▶ _TASK GOAL_
What you return should match every record exactly, with the images removed.

'''

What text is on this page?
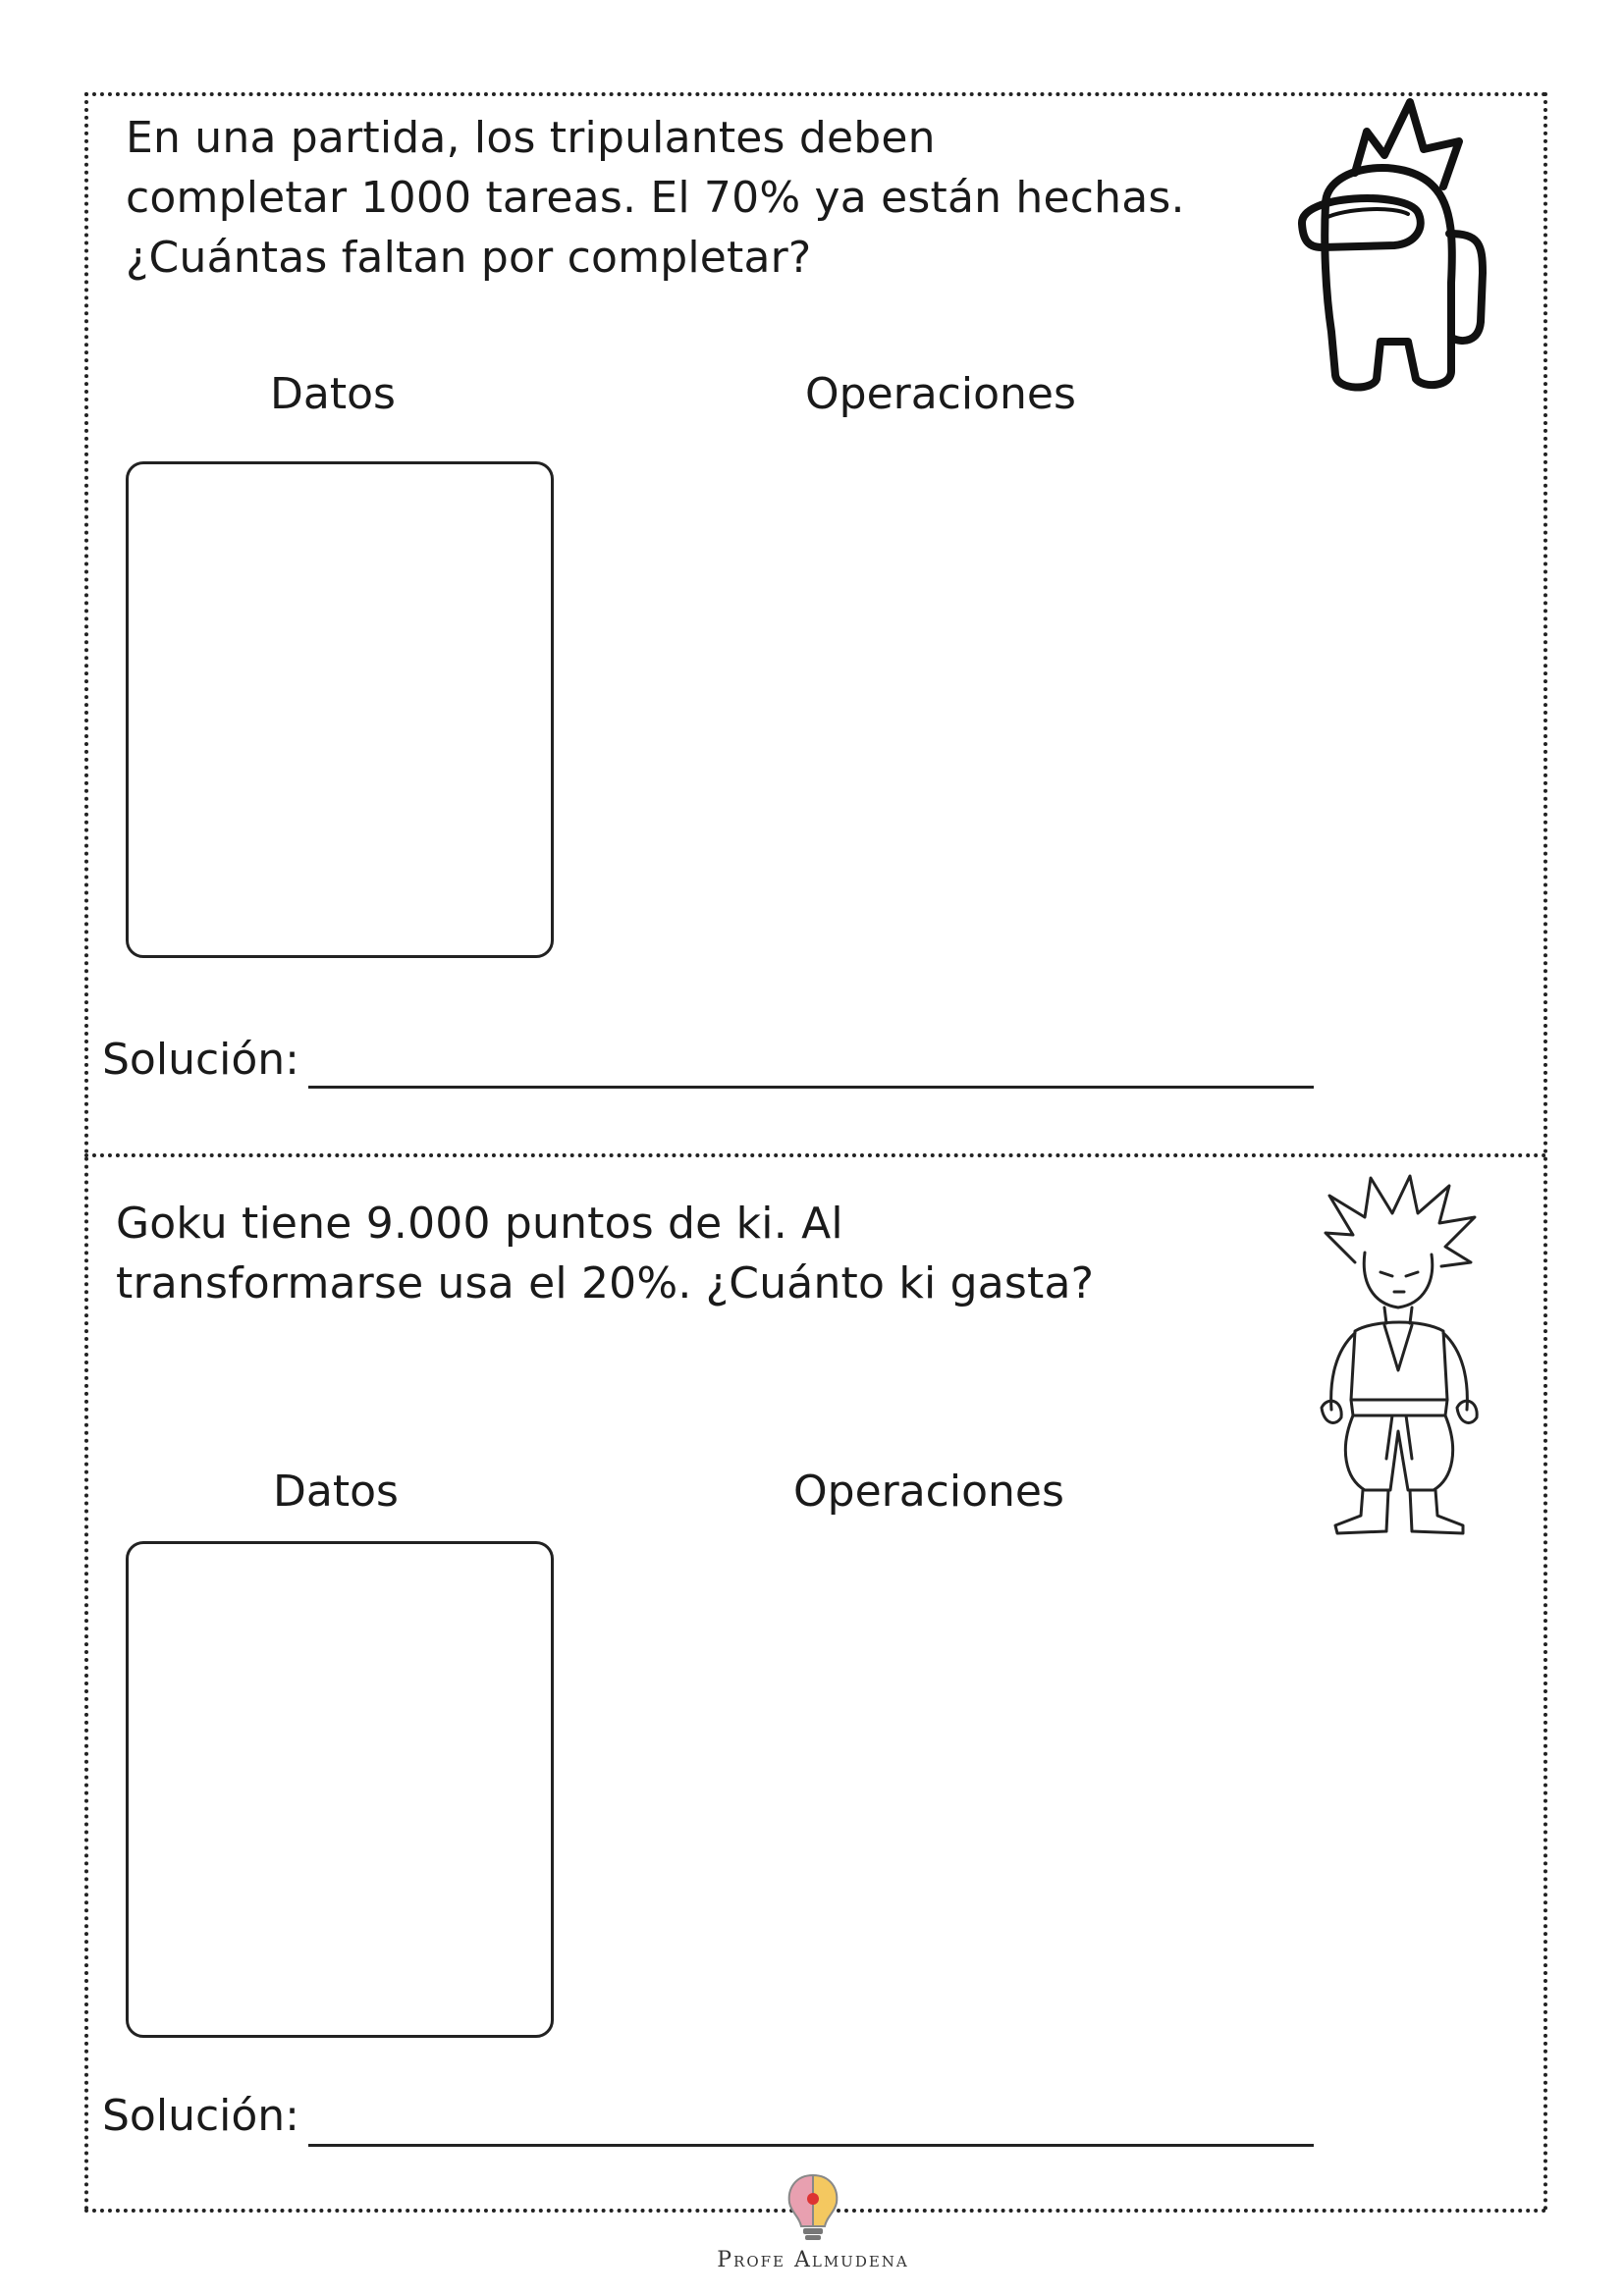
En una partida, los tripulantes deben
completar 1000 tareas. El 70% ya están hechas.
¿Cuántas faltan por completar?

Datos	Operaciones
Solución:

Goku tiene 9.000 puntos de ki. Al
transformarse usa el 20%. ¿Cuánto ki gasta?

Datos	Operaciones
Solución:
Profe Almudena
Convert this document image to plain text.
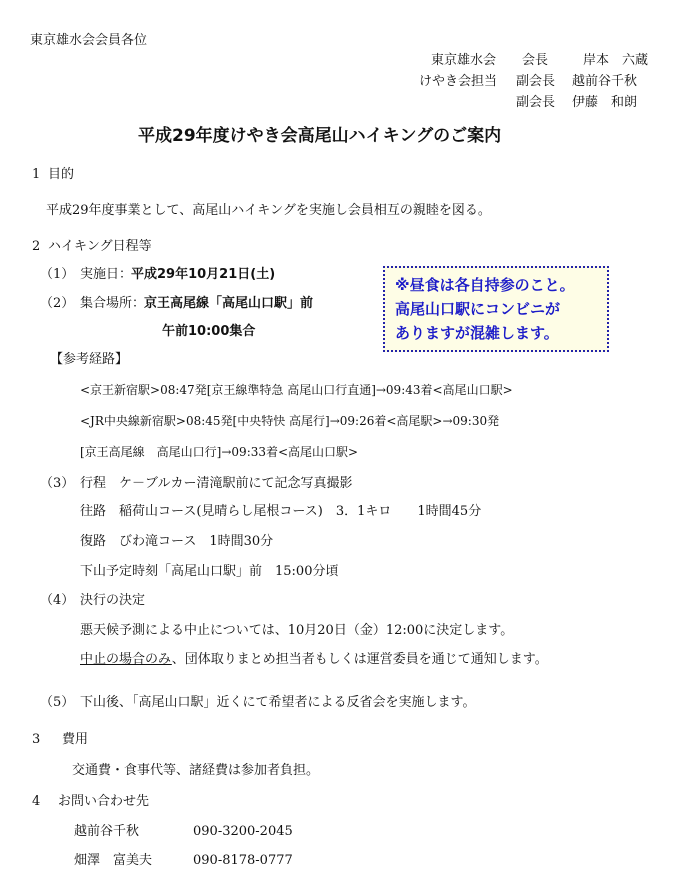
東京雄水会会員各位
東京雄水会 会長	岸本　六蔵
けやき会担当 副会長 越前谷千秋
副会長 伊藤　和朗
平成29年度けやき会高尾山ハイキングのご案内
1 目的
平成29年度事業として、高尾山ハイキングを実施し会員相互の親睦を図る。
2 ハイキング日程等
（1） 実施日：
平成29年10月21日(土)
（2） 集合場所：
京王高尾線「高尾山口駅」前
午前10:00集合
※昼食は各自持参のこと。
高尾山口駅にコンビニが
ありますが混雑します。
【参考経路】
<京王新宿駅>08:47発[京王線準特急 高尾山口行直通]→09:43着<高尾山口駅>
<JR中央線新宿駅>08:45発[中央特快 高尾行]→09:26着<高尾駅>→09:30発
[京王高尾線　高尾山口行]→09:33着<高尾山口駅>
（3） 行程　ケ－ブルカー清滝駅前にて記念写真撮影
往路　稲荷山コース(見晴らし尾根コース)　3．1キロ　　1時間45分
復路　びわ滝コース　1時間30分
下山予定時刻「高尾山口駅」前　15:00分頃
（4） 決行の決定
悪天候予測による中止については、10月20日（金）12:00に決定します。
中止の場合のみ、団体取りまとめ担当者もしくは運営委員を通じて通知します。
（5） 下山後、「高尾山口駅」近くにて希望者による反省会を実施します。
3 費用
交通費・食事代等、諸経費は参加者負担。
4 お問い合わせ先
越前谷千秋	090-3200-2045
畑澤　富美夫	090-8178-0777
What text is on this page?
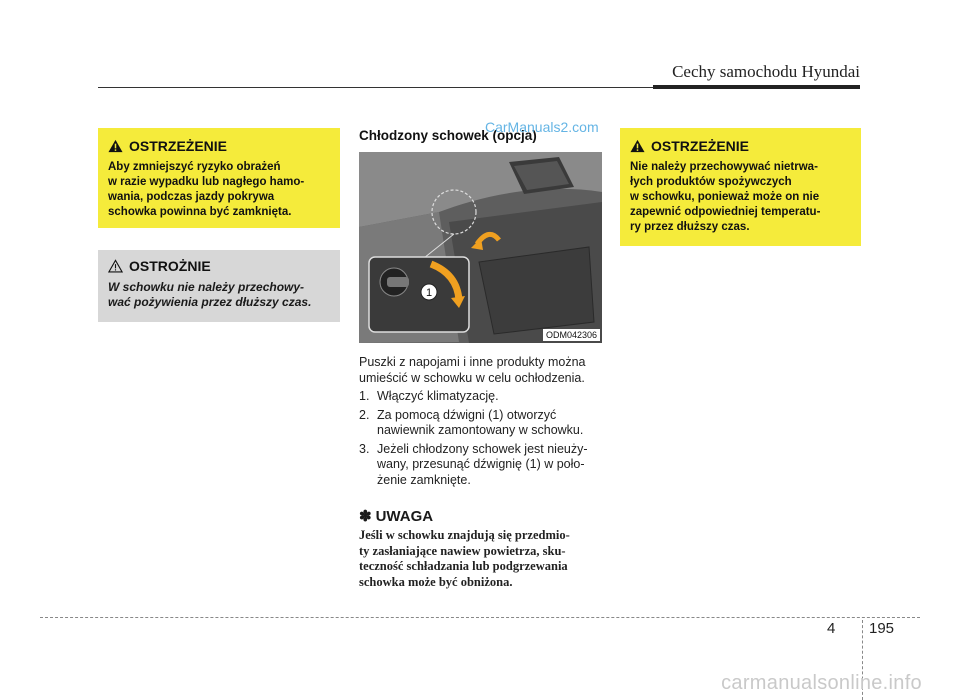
Cechy samochodu Hyundai
OSTRZEŻENIE
Aby zmniejszyć ryzyko obrażeń
w razie wypadku lub nagłego hamo-
wania, podczas jazdy pokrywa
schowka powinna być zamknięta.
OSTROŻNIE
W schowku nie należy przechowy-
wać pożywienia przez dłuższy czas.
Chłodzony schowek (opcja)
CarManuals2.com
1
ODM042306
Puszki z napojami i inne produkty można
umieścić w schowku w celu ochłodzenia.
1. Włączyć klimatyzację.
2. Za pomocą dźwigni (1) otworzyć
nawiewnik zamontowany w schowku.
3. Jeżeli chłodzony schowek jest nieuży-
wany, przesunąć dźwignię (1) w poło-
żenie zamknięte.
✽ UWAGA
Jeśli w schowku znajdują się przedmio-
ty zasłaniające nawiew powietrza, sku-
teczność schładzania lub podgrzewania
schowka może być obniżona.
OSTRZEŻENIE
Nie należy przechowywać nietrwa-
łych produktów spożywczych
w schowku, ponieważ może on nie
zapewnić odpowiedniej temperatu-
ry przez dłuższy czas.
4 195
carmanualsonline.info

'''

▶ _COMPLETE ANSWER_
What text is on this page?
En una partida, los tripulantes deben
completar 1000 tareas. El 70% ya están hechas.
¿Cuántas faltan por completar?

Datos	Operaciones
Solución:

Goku tiene 9.000 puntos de ki. Al
transformarse usa el 20%. ¿Cuánto ki gasta?

Datos	Operaciones
Solución:
Profe Almudena
Convert this document image to plain text.
東京雄水会会員各位
東京雄水会 会長	岸本　六蔵
けやき会担当 副会長 越前谷千秋
副会長 伊藤　和朗
平成29年度けやき会高尾山ハイキングのご案内
1 目的
平成29年度事業として、高尾山ハイキングを実施し会員相互の親睦を図る。
2 ハイキング日程等
（1） 実施日：
平成29年10月21日(土)
（2） 集合場所：
京王高尾線「高尾山口駅」前
午前10:00集合
※昼食は各自持参のこと。
高尾山口駅にコンビニが
ありますが混雑します。
【参考経路】
<京王新宿駅>08:47発[京王線準特急 高尾山口行直通]→09:43着<高尾山口駅>
<JR中央線新宿駅>08:45発[中央特快 高尾行]→09:26着<高尾駅>→09:30発
[京王高尾線　高尾山口行]→09:33着<高尾山口駅>
（3） 行程　ケ－ブルカー清滝駅前にて記念写真撮影
往路　稲荷山コース(見晴らし尾根コース)　3．1キロ　　1時間45分
復路　びわ滝コース　1時間30分
下山予定時刻「高尾山口駅」前　15:00分頃
（4） 決行の決定
悪天候予測による中止については、10月20日（金）12:00に決定します。
中止の場合のみ、団体取りまとめ担当者もしくは運営委員を通じて通知します。
（5） 下山後、「高尾山口駅」近くにて希望者による反省会を実施します。
3 費用
交通費・食事代等、諸経費は参加者負担。
4 お問い合わせ先
越前谷千秋	090-3200-2045
畑澤　富美夫	090-8178-0777
What text is on this page?
Cechy samochodu Hyundai
OSTRZEŻENIE
Aby zmniejszyć ryzyko obrażeń
w razie wypadku lub nagłego hamo-
wania, podczas jazdy pokrywa
schowka powinna być zamknięta.
OSTROŻNIE
W schowku nie należy przechowy-
wać pożywienia przez dłuższy czas.
Chłodzony schowek (opcja)
CarManuals2.com
1
ODM042306
Puszki z napojami i inne produkty można
umieścić w schowku w celu ochłodzenia.
1. Włączyć klimatyzację.
2. Za pomocą dźwigni (1) otworzyć
nawiewnik zamontowany w schowku.
3. Jeżeli chłodzony schowek jest nieuży-
wany, przesunąć dźwignię (1) w poło-
żenie zamknięte.
✽ UWAGA
Jeśli w schowku znajdują się przedmio-
ty zasłaniające nawiew powietrza, sku-
teczność schładzania lub podgrzewania
schowka może być obniżona.
OSTRZEŻENIE
Nie należy przechowywać nietrwa-
łych produktów spożywczych
w schowku, ponieważ może on nie
zapewnić odpowiedniej temperatu-
ry przez dłuższy czas.
4 195
carmanualsonline.info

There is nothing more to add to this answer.